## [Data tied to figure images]

BEGIN

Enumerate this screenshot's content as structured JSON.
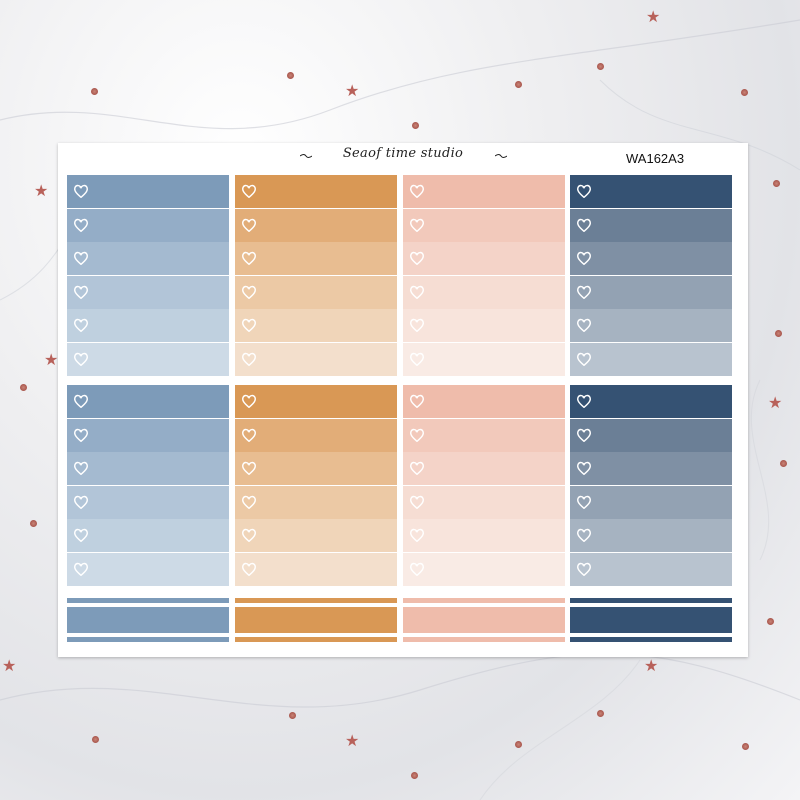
{
  "sheet": {
    "brand": "Seaof time studio",
    "code": "WA162A3"
  },
  "columns": [
    {
      "name": "blue",
      "colors": [
        "#7d9bb9",
        "#94adc7",
        "#a4bad0",
        "#b2c5d8",
        "#bfd0df",
        "#cddae6"
      ]
    },
    {
      "name": "orange",
      "colors": [
        "#d99855",
        "#e2ad78",
        "#e8bd91",
        "#ecc9a5",
        "#f0d5b9",
        "#f3dfcc"
      ]
    },
    {
      "name": "pink",
      "colors": [
        "#efbcab",
        "#f2c9bb",
        "#f4d3c8",
        "#f6ddd3",
        "#f8e4dc",
        "#f9ebe5"
      ]
    },
    {
      "name": "navy",
      "colors": [
        "#355273",
        "#6b7f96",
        "#7f90a4",
        "#93a2b3",
        "#a6b3c1",
        "#b8c3cf"
      ]
    }
  ],
  "heart_icon": "heart-outline-icon",
  "background": "white-marble-with-rose-gold-glitter"
}
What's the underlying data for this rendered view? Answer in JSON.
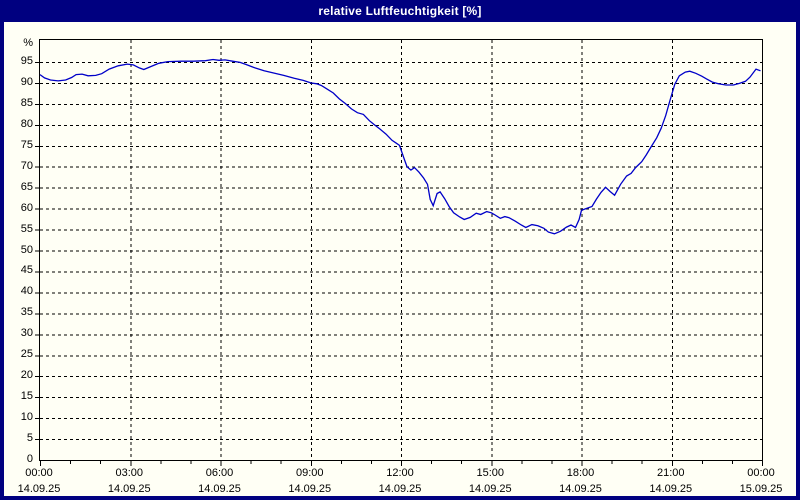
{
  "window": {
    "title": "relative Luftfeuchtigkeit [%]"
  },
  "colors": {
    "titlebar_bg": "#000080",
    "titlebar_text": "#ffffff",
    "frame_border": "#000080",
    "content_bg": "#fffff5",
    "plot_bg": "#fffff5",
    "grid": "#000000",
    "line": "#0000c8",
    "label_text": "#000000"
  },
  "chart_data": {
    "type": "line",
    "title": "relative Luftfeuchtigkeit [%]",
    "ylabel": "%",
    "xlabel": "",
    "x_unit": "hours",
    "ylim": [
      0,
      100.3
    ],
    "xlim_hours": [
      0,
      24
    ],
    "grid": true,
    "grid_style": "dashed",
    "legend": "none",
    "y_ticks": [
      0,
      5,
      10,
      15,
      20,
      25,
      30,
      35,
      40,
      45,
      50,
      55,
      60,
      65,
      70,
      75,
      80,
      85,
      90,
      95
    ],
    "y_unit_label": "%",
    "x_ticks": [
      {
        "hour": 0,
        "time": "00:00",
        "date": "14.09.25"
      },
      {
        "hour": 3,
        "time": "03:00",
        "date": "14.09.25"
      },
      {
        "hour": 6,
        "time": "06:00",
        "date": "14.09.25"
      },
      {
        "hour": 9,
        "time": "09:00",
        "date": "14.09.25"
      },
      {
        "hour": 12,
        "time": "12:00",
        "date": "14.09.25"
      },
      {
        "hour": 15,
        "time": "15:00",
        "date": "14.09.25"
      },
      {
        "hour": 18,
        "time": "18:00",
        "date": "14.09.25"
      },
      {
        "hour": 21,
        "time": "21:00",
        "date": "14.09.25"
      },
      {
        "hour": 24,
        "time": "00:00",
        "date": "15.09.25"
      }
    ],
    "x_minor_tick_step_hours": 1,
    "series": [
      {
        "name": "relative Luftfeuchtigkeit",
        "unit": "%",
        "points": [
          [
            0.0,
            92.0
          ],
          [
            0.15,
            91.2
          ],
          [
            0.35,
            90.7
          ],
          [
            0.6,
            90.5
          ],
          [
            0.85,
            90.7
          ],
          [
            1.05,
            91.3
          ],
          [
            1.2,
            92.0
          ],
          [
            1.4,
            92.1
          ],
          [
            1.6,
            91.7
          ],
          [
            1.85,
            91.8
          ],
          [
            2.05,
            92.2
          ],
          [
            2.3,
            93.3
          ],
          [
            2.6,
            94.1
          ],
          [
            2.9,
            94.5
          ],
          [
            3.1,
            94.3
          ],
          [
            3.3,
            93.6
          ],
          [
            3.45,
            93.2
          ],
          [
            3.65,
            93.8
          ],
          [
            3.95,
            94.7
          ],
          [
            4.25,
            95.1
          ],
          [
            4.7,
            95.2
          ],
          [
            5.1,
            95.2
          ],
          [
            5.5,
            95.3
          ],
          [
            5.75,
            95.6
          ],
          [
            5.95,
            95.4
          ],
          [
            6.15,
            95.5
          ],
          [
            6.4,
            95.2
          ],
          [
            6.65,
            94.9
          ],
          [
            6.85,
            94.4
          ],
          [
            7.1,
            93.7
          ],
          [
            7.45,
            92.9
          ],
          [
            7.75,
            92.4
          ],
          [
            8.1,
            91.8
          ],
          [
            8.45,
            91.1
          ],
          [
            8.75,
            90.6
          ],
          [
            9.0,
            90.0
          ],
          [
            9.2,
            89.8
          ],
          [
            9.35,
            89.4
          ],
          [
            9.55,
            88.5
          ],
          [
            9.75,
            87.6
          ],
          [
            9.95,
            86.2
          ],
          [
            10.15,
            85.1
          ],
          [
            10.35,
            83.8
          ],
          [
            10.55,
            82.9
          ],
          [
            10.75,
            82.5
          ],
          [
            10.95,
            81.0
          ],
          [
            11.1,
            80.1
          ],
          [
            11.3,
            79.0
          ],
          [
            11.5,
            77.8
          ],
          [
            11.7,
            76.3
          ],
          [
            11.85,
            75.6
          ],
          [
            11.95,
            75.1
          ],
          [
            12.1,
            72.0
          ],
          [
            12.2,
            70.0
          ],
          [
            12.33,
            69.2
          ],
          [
            12.45,
            69.8
          ],
          [
            12.6,
            68.7
          ],
          [
            12.75,
            67.3
          ],
          [
            12.88,
            65.8
          ],
          [
            12.97,
            62.2
          ],
          [
            13.07,
            60.7
          ],
          [
            13.2,
            63.6
          ],
          [
            13.3,
            64.0
          ],
          [
            13.45,
            62.4
          ],
          [
            13.6,
            60.5
          ],
          [
            13.75,
            59.0
          ],
          [
            13.95,
            58.0
          ],
          [
            14.1,
            57.4
          ],
          [
            14.3,
            57.9
          ],
          [
            14.5,
            58.9
          ],
          [
            14.65,
            58.6
          ],
          [
            14.85,
            59.3
          ],
          [
            15.0,
            59.0
          ],
          [
            15.1,
            58.6
          ],
          [
            15.3,
            57.7
          ],
          [
            15.45,
            58.1
          ],
          [
            15.6,
            57.8
          ],
          [
            15.8,
            57.0
          ],
          [
            16.0,
            56.1
          ],
          [
            16.15,
            55.5
          ],
          [
            16.35,
            56.2
          ],
          [
            16.55,
            55.9
          ],
          [
            16.75,
            55.3
          ],
          [
            16.9,
            54.4
          ],
          [
            17.1,
            54.0
          ],
          [
            17.3,
            54.6
          ],
          [
            17.5,
            55.6
          ],
          [
            17.65,
            56.1
          ],
          [
            17.8,
            55.5
          ],
          [
            17.92,
            57.4
          ],
          [
            18.0,
            59.6
          ],
          [
            18.15,
            60.0
          ],
          [
            18.35,
            60.5
          ],
          [
            18.5,
            62.3
          ],
          [
            18.65,
            63.9
          ],
          [
            18.8,
            65.1
          ],
          [
            18.95,
            64.1
          ],
          [
            19.1,
            63.2
          ],
          [
            19.3,
            65.8
          ],
          [
            19.5,
            67.8
          ],
          [
            19.65,
            68.4
          ],
          [
            19.8,
            69.8
          ],
          [
            20.0,
            71.2
          ],
          [
            20.15,
            72.8
          ],
          [
            20.3,
            74.6
          ],
          [
            20.5,
            76.9
          ],
          [
            20.65,
            79.2
          ],
          [
            20.8,
            82.2
          ],
          [
            20.95,
            86.0
          ],
          [
            21.1,
            89.7
          ],
          [
            21.25,
            91.7
          ],
          [
            21.45,
            92.6
          ],
          [
            21.6,
            92.8
          ],
          [
            21.8,
            92.3
          ],
          [
            22.0,
            91.6
          ],
          [
            22.15,
            91.0
          ],
          [
            22.35,
            90.2
          ],
          [
            22.55,
            89.8
          ],
          [
            22.8,
            89.5
          ],
          [
            23.05,
            89.5
          ],
          [
            23.25,
            89.9
          ],
          [
            23.45,
            90.4
          ],
          [
            23.6,
            91.4
          ],
          [
            23.8,
            93.3
          ],
          [
            23.95,
            92.9
          ]
        ]
      }
    ]
  }
}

END

## [INSTRUCTIONS TO FOLLOW]
Go through the records and copy each line with "Luftfeuchtigkeit" in it.

## [SOLUTION FOR THIS TASK]
    "title": "relative Luftfeuchtigkeit [%]"
    "title": "relative Luftfeuchtigkeit [%]",
        "name": "relative Luftfeuchtigkeit",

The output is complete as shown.